* _Problem description_:
Restate every entry word for word.

* _Data supplied_:
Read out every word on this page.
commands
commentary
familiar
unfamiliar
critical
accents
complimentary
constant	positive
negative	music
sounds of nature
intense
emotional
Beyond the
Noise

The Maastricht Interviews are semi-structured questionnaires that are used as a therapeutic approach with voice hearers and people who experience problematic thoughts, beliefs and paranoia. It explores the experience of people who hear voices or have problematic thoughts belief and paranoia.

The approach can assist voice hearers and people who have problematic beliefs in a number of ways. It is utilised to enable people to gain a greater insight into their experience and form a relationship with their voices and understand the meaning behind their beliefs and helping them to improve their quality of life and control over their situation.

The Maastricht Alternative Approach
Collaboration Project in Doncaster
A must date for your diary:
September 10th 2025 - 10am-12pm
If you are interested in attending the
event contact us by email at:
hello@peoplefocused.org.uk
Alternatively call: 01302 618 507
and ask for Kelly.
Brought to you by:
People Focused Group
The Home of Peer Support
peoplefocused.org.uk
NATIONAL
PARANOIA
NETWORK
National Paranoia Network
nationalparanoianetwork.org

* _Written solution_:
Read out every word on this page.
commands
commentary
familiar
unfamiliar
critical
accents
complimentary
constant	positive
negative	music
sounds of nature
intense
emotional
Beyond the
Noise

The Maastricht Interviews are semi-structured questionnaires that are used as a therapeutic approach with voice hearers and people who experience problematic thoughts, beliefs and paranoia. It explores the experience of people who hear voices or have problematic thoughts belief and paranoia.

The approach can assist voice hearers and people who have problematic beliefs in a number of ways. It is utilised to enable people to gain a greater insight into their experience and form a relationship with their voices and understand the meaning behind their beliefs and helping them to improve their quality of life and control over their situation.

The Maastricht Alternative Approach
Collaboration Project in Doncaster
A must date for your diary:
September 10th 2025 - 10am-12pm
If you are interested in attending the
event contact us by email at:
hello@peoplefocused.org.uk
Alternatively call: 01302 618 507
and ask for Kelly.
Brought to you by:
People Focused Group
The Home of Peer Support
peoplefocused.org.uk
NATIONAL
PARANOIA
NETWORK
National Paranoia Network
nationalparanoianetwork.org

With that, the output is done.